WHAT YOU SHOULD DO :: Output each line of the material exactly as it stands.

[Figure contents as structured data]

-=-=-

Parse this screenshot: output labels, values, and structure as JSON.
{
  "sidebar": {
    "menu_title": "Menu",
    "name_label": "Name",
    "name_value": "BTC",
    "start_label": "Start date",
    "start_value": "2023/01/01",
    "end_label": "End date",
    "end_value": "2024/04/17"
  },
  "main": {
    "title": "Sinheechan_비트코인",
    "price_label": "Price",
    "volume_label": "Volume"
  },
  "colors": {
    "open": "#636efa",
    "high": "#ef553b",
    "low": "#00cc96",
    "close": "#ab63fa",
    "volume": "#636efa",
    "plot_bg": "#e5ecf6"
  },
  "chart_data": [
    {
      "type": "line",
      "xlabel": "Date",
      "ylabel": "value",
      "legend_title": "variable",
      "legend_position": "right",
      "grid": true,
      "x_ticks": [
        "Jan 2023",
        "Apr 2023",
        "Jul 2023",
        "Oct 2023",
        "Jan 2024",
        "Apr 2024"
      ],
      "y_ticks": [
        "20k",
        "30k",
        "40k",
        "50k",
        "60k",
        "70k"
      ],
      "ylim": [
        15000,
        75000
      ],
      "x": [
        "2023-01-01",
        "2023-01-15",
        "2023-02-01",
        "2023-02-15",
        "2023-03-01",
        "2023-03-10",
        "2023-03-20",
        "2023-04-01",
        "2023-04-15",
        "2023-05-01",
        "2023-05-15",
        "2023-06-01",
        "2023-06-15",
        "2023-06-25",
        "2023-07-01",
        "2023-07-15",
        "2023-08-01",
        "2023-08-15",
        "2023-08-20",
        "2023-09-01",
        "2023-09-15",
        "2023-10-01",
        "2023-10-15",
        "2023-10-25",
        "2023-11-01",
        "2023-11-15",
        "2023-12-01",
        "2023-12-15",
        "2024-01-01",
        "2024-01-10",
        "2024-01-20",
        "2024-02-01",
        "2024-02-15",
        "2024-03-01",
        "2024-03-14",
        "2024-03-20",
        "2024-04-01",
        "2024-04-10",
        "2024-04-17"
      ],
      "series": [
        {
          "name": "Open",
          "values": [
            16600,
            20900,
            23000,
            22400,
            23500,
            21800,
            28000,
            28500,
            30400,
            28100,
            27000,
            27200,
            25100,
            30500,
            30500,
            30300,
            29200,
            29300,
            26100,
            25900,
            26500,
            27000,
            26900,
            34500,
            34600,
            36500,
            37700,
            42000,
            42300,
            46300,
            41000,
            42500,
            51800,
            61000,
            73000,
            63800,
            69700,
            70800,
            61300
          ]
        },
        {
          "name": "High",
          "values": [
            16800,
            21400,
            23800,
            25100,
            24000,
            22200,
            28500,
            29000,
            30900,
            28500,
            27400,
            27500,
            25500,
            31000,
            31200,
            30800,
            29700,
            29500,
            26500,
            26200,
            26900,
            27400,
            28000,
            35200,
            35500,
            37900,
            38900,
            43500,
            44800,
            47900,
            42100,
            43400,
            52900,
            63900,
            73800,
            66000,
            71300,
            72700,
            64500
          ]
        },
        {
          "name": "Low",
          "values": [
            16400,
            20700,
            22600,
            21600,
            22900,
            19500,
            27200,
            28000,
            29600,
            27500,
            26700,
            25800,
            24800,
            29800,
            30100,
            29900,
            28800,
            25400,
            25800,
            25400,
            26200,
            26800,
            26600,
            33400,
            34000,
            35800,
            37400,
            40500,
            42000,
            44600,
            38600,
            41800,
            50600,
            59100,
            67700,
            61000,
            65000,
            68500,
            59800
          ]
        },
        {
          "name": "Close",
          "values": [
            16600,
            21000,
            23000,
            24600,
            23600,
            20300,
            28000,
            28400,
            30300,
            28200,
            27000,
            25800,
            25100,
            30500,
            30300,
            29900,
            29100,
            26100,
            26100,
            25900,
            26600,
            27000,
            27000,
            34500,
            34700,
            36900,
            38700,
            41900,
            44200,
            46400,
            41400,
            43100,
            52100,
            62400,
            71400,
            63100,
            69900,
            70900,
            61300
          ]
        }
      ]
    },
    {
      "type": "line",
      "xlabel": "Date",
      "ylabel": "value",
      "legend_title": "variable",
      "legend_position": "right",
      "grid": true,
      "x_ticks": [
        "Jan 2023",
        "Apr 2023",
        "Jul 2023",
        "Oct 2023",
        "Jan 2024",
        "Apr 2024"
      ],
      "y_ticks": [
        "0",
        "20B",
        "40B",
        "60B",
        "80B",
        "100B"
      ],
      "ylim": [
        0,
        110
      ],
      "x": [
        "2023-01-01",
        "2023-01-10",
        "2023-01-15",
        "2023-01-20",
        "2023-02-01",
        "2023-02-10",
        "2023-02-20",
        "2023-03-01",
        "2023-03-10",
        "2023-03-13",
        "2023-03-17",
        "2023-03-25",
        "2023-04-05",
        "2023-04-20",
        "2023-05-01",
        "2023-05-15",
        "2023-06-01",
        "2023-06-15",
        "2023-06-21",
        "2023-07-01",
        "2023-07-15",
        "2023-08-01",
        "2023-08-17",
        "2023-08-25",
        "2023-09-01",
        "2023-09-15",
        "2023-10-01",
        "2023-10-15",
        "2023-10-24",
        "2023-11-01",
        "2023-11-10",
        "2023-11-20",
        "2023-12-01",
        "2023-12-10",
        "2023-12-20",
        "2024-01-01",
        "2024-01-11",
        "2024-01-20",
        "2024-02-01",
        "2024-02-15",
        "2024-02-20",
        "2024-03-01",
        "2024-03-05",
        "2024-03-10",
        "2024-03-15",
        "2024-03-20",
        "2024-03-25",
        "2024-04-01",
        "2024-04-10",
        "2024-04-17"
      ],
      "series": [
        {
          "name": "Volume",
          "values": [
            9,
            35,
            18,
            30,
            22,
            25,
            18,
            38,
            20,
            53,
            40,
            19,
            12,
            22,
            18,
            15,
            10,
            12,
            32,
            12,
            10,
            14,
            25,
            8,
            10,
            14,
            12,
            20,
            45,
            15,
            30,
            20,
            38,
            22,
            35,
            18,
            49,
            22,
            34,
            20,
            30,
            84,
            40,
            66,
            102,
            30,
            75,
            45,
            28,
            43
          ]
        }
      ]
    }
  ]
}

-=-=-

PROBLEM SOLUTION ::
Parse this screenshot: output labels, values, and structure as JSON.
{
  "sidebar": {
    "menu_title": "Menu",
    "name_label": "Name",
    "name_value": "BTC",
    "start_label": "Start date",
    "start_value": "2023/01/01",
    "end_label": "End date",
    "end_value": "2024/04/17"
  },
  "main": {
    "title": "Sinheechan_비트코인",
    "price_label": "Price",
    "volume_label": "Volume"
  },
  "colors": {
    "open": "#636efa",
    "high": "#ef553b",
    "low": "#00cc96",
    "close": "#ab63fa",
    "volume": "#636efa",
    "plot_bg": "#e5ecf6"
  },
  "chart_data": [
    {
      "type": "line",
      "xlabel": "Date",
      "ylabel": "value",
      "legend_title": "variable",
      "legend_position": "right",
      "grid": true,
      "x_ticks": [
        "Jan 2023",
        "Apr 2023",
        "Jul 2023",
        "Oct 2023",
        "Jan 2024",
        "Apr 2024"
      ],
      "y_ticks": [
        "20k",
        "30k",
        "40k",
        "50k",
        "60k",
        "70k"
      ],
      "ylim": [
        15000,
        75000
      ],
      "x": [
        "2023-01-01",
        "2023-01-15",
        "2023-02-01",
        "2023-02-15",
        "2023-03-01",
        "2023-03-10",
        "2023-03-20",
        "2023-04-01",
        "2023-04-15",
        "2023-05-01",
        "2023-05-15",
        "2023-06-01",
        "2023-06-15",
        "2023-06-25",
        "2023-07-01",
        "2023-07-15",
        "2023-08-01",
        "2023-08-15",
        "2023-08-20",
        "2023-09-01",
        "2023-09-15",
        "2023-10-01",
        "2023-10-15",
        "2023-10-25",
        "2023-11-01",
        "2023-11-15",
        "2023-12-01",
        "2023-12-15",
        "2024-01-01",
        "2024-01-10",
        "2024-01-20",
        "2024-02-01",
        "2024-02-15",
        "2024-03-01",
        "2024-03-14",
        "2024-03-20",
        "2024-04-01",
        "2024-04-10",
        "2024-04-17"
      ],
      "series": [
        {
          "name": "Open",
          "values": [
            16600,
            20900,
            23000,
            22400,
            23500,
            21800,
            28000,
            28500,
            30400,
            28100,
            27000,
            27200,
            25100,
            30500,
            30500,
            30300,
            29200,
            29300,
            26100,
            25900,
            26500,
            27000,
            26900,
            34500,
            34600,
            36500,
            37700,
            42000,
            42300,
            46300,
            41000,
            42500,
            51800,
            61000,
            73000,
            63800,
            69700,
            70800,
            61300
          ]
        },
        {
          "name": "High",
          "values": [
            16800,
            21400,
            23800,
            25100,
            24000,
            22200,
            28500,
            29000,
            30900,
            28500,
            27400,
            27500,
            25500,
            31000,
            31200,
            30800,
            29700,
            29500,
            26500,
            26200,
            26900,
            27400,
            28000,
            35200,
            35500,
            37900,
            38900,
            43500,
            44800,
            47900,
            42100,
            43400,
            52900,
            63900,
            73800,
            66000,
            71300,
            72700,
            64500
          ]
        },
        {
          "name": "Low",
          "values": [
            16400,
            20700,
            22600,
            21600,
            22900,
            19500,
            27200,
            28000,
            29600,
            27500,
            26700,
            25800,
            24800,
            29800,
            30100,
            29900,
            28800,
            25400,
            25800,
            25400,
            26200,
            26800,
            26600,
            33400,
            34000,
            35800,
            37400,
            40500,
            42000,
            44600,
            38600,
            41800,
            50600,
            59100,
            67700,
            61000,
            65000,
            68500,
            59800
          ]
        },
        {
          "name": "Close",
          "values": [
            16600,
            21000,
            23000,
            24600,
            23600,
            20300,
            28000,
            28400,
            30300,
            28200,
            27000,
            25800,
            25100,
            30500,
            30300,
            29900,
            29100,
            26100,
            26100,
            25900,
            26600,
            27000,
            27000,
            34500,
            34700,
            36900,
            38700,
            41900,
            44200,
            46400,
            41400,
            43100,
            52100,
            62400,
            71400,
            63100,
            69900,
            70900,
            61300
          ]
        }
      ]
    },
    {
      "type": "line",
      "xlabel": "Date",
      "ylabel": "value",
      "legend_title": "variable",
      "legend_position": "right",
      "grid": true,
      "x_ticks": [
        "Jan 2023",
        "Apr 2023",
        "Jul 2023",
        "Oct 2023",
        "Jan 2024",
        "Apr 2024"
      ],
      "y_ticks": [
        "0",
        "20B",
        "40B",
        "60B",
        "80B",
        "100B"
      ],
      "ylim": [
        0,
        110
      ],
      "x": [
        "2023-01-01",
        "2023-01-10",
        "2023-01-15",
        "2023-01-20",
        "2023-02-01",
        "2023-02-10",
        "2023-02-20",
        "2023-03-01",
        "2023-03-10",
        "2023-03-13",
        "2023-03-17",
        "2023-03-25",
        "2023-04-05",
        "2023-04-20",
        "2023-05-01",
        "2023-05-15",
        "2023-06-01",
        "2023-06-15",
        "2023-06-21",
        "2023-07-01",
        "2023-07-15",
        "2023-08-01",
        "2023-08-17",
        "2023-08-25",
        "2023-09-01",
        "2023-09-15",
        "2023-10-01",
        "2023-10-15",
        "2023-10-24",
        "2023-11-01",
        "2023-11-10",
        "2023-11-20",
        "2023-12-01",
        "2023-12-10",
        "2023-12-20",
        "2024-01-01",
        "2024-01-11",
        "2024-01-20",
        "2024-02-01",
        "2024-02-15",
        "2024-02-20",
        "2024-03-01",
        "2024-03-05",
        "2024-03-10",
        "2024-03-15",
        "2024-03-20",
        "2024-03-25",
        "2024-04-01",
        "2024-04-10",
        "2024-04-17"
      ],
      "series": [
        {
          "name": "Volume",
          "values": [
            9,
            35,
            18,
            30,
            22,
            25,
            18,
            38,
            20,
            53,
            40,
            19,
            12,
            22,
            18,
            15,
            10,
            12,
            32,
            12,
            10,
            14,
            25,
            8,
            10,
            14,
            12,
            20,
            45,
            15,
            30,
            20,
            38,
            22,
            35,
            18,
            49,
            22,
            34,
            20,
            30,
            84,
            40,
            66,
            102,
            30,
            75,
            45,
            28,
            43
          ]
        }
      ]
    }
  ]
}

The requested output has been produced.